- _TASK TO CARRY OUT_
Select all lines with the string "screenshot" in them, and copy those lines.

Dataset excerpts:
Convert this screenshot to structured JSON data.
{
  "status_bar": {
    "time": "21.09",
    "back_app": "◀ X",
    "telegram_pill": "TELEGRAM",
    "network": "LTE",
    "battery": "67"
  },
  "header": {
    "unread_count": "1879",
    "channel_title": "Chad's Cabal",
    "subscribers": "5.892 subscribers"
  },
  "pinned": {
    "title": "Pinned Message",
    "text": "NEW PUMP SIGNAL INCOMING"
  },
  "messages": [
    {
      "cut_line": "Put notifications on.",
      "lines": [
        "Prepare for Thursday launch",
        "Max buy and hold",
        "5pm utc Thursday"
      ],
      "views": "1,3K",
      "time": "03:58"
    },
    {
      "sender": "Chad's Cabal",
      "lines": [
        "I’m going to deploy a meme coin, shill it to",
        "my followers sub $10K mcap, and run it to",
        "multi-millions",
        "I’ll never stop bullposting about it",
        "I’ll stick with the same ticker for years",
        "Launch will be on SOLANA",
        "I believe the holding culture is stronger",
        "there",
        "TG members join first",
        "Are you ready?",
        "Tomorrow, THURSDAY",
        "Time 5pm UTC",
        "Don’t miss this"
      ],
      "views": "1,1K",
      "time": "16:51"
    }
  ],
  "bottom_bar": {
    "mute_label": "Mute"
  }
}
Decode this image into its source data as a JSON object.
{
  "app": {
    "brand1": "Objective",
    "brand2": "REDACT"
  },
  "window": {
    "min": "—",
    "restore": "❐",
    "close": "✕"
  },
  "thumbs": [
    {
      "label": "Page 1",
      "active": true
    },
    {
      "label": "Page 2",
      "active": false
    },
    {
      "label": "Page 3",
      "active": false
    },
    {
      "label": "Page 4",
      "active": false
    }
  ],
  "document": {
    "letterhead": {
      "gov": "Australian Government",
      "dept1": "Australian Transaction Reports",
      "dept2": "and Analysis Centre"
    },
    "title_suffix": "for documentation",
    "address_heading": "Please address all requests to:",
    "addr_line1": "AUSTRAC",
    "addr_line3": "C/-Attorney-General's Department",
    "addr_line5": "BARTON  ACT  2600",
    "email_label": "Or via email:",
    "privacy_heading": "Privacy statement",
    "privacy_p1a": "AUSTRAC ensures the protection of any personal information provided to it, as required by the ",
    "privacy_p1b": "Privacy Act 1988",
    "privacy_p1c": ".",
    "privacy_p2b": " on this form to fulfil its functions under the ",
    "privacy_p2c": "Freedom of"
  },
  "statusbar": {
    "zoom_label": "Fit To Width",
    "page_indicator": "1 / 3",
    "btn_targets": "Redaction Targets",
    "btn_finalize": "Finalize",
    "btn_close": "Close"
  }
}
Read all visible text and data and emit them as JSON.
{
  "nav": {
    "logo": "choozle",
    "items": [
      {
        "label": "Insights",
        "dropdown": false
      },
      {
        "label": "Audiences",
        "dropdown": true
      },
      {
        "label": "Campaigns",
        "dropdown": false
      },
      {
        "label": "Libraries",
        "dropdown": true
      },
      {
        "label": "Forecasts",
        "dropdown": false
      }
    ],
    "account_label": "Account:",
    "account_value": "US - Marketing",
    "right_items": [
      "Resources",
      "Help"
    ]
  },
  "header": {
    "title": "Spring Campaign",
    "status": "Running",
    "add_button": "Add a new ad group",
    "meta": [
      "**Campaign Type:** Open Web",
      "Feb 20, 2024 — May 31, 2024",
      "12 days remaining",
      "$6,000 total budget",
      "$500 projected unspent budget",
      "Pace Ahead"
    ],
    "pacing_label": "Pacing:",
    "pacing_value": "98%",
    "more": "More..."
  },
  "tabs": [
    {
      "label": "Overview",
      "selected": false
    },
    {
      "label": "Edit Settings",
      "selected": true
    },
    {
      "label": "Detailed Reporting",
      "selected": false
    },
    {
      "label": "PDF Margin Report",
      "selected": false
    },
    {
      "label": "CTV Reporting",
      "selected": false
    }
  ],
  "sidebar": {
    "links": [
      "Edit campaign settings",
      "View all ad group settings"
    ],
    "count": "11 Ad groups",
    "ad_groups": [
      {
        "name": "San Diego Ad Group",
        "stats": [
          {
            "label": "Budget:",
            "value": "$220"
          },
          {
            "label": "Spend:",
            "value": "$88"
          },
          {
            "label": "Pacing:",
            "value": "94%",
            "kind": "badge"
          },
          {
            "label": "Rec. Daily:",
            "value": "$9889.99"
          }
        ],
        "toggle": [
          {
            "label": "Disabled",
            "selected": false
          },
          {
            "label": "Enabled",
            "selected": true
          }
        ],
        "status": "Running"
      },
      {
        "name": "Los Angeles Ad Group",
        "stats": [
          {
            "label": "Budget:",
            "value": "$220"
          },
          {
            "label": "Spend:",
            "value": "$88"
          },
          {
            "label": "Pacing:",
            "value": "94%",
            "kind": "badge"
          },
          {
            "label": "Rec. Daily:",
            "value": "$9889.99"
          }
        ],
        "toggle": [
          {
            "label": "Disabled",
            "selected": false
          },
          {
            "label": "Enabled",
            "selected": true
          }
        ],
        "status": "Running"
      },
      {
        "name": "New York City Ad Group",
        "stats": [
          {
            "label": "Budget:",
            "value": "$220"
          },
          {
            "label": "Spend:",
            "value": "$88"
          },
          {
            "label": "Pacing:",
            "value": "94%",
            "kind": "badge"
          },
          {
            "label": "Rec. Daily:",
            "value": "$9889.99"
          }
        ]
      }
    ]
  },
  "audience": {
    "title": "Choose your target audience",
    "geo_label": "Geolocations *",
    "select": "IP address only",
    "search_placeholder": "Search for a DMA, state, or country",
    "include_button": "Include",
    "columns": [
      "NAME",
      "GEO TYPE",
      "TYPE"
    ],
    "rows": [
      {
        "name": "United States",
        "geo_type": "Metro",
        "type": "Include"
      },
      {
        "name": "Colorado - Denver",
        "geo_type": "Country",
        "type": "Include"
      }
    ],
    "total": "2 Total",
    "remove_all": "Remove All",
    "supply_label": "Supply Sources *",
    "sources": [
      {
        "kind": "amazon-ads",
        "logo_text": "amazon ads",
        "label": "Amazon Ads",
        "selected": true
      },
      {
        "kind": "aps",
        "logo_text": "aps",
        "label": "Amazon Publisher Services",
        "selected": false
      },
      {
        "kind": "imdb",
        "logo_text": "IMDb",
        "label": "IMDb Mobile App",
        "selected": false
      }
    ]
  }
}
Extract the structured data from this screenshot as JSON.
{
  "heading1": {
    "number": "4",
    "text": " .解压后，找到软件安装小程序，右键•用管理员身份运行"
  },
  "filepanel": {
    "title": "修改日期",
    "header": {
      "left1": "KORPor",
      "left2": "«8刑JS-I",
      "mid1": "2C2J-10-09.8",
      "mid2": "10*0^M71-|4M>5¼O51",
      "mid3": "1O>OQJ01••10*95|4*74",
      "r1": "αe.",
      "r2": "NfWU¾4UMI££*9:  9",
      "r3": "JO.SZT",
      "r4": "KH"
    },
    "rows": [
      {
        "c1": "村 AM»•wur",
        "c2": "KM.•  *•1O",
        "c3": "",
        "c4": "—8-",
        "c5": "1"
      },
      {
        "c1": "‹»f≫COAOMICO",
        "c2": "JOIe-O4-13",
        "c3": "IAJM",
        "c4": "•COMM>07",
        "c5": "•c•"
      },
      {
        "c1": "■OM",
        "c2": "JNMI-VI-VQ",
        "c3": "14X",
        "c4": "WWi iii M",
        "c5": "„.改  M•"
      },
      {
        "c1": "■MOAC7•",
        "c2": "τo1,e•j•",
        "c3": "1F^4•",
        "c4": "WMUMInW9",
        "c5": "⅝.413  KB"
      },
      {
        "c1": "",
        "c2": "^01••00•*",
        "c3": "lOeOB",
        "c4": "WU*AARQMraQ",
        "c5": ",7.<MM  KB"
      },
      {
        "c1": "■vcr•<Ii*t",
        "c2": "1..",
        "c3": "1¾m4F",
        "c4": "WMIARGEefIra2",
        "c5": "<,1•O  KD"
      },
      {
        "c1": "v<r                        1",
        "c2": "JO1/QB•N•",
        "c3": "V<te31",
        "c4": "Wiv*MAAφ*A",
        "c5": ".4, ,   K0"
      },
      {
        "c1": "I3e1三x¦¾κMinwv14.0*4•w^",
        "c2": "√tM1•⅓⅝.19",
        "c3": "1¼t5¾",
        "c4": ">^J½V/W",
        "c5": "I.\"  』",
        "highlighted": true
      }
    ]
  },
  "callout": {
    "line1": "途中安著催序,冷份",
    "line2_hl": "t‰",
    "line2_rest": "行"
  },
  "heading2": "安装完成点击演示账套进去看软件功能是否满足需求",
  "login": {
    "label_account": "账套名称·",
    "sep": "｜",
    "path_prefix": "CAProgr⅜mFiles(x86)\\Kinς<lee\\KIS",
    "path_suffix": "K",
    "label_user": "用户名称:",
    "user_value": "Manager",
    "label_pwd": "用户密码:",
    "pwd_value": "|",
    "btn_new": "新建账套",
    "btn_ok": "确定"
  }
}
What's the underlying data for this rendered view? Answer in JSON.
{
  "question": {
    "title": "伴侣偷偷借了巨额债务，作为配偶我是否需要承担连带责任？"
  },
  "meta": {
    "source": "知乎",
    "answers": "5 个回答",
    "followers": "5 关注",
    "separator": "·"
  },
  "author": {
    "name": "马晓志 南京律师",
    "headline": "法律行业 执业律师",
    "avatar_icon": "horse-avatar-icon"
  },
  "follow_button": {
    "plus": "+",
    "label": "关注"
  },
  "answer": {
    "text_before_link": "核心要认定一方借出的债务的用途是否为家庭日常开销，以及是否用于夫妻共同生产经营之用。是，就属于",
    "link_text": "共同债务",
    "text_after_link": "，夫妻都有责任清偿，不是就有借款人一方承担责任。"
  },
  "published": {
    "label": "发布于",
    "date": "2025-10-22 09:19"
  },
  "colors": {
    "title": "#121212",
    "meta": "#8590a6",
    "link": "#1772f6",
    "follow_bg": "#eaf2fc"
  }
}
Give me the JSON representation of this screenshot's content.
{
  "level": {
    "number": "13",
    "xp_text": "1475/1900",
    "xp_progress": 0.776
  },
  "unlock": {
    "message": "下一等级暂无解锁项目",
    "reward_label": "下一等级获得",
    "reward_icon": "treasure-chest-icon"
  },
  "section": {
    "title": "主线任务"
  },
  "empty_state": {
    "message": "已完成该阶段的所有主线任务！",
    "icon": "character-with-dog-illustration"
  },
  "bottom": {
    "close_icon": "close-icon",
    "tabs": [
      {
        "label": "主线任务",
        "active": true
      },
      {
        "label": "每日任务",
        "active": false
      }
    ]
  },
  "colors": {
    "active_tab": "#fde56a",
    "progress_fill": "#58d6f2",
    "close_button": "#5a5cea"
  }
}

- _WRITTEN RESPONSE_
Convert this screenshot to structured JSON data.
Extract the structured data from this screenshot as JSON.
Give me the JSON representation of this screenshot's content.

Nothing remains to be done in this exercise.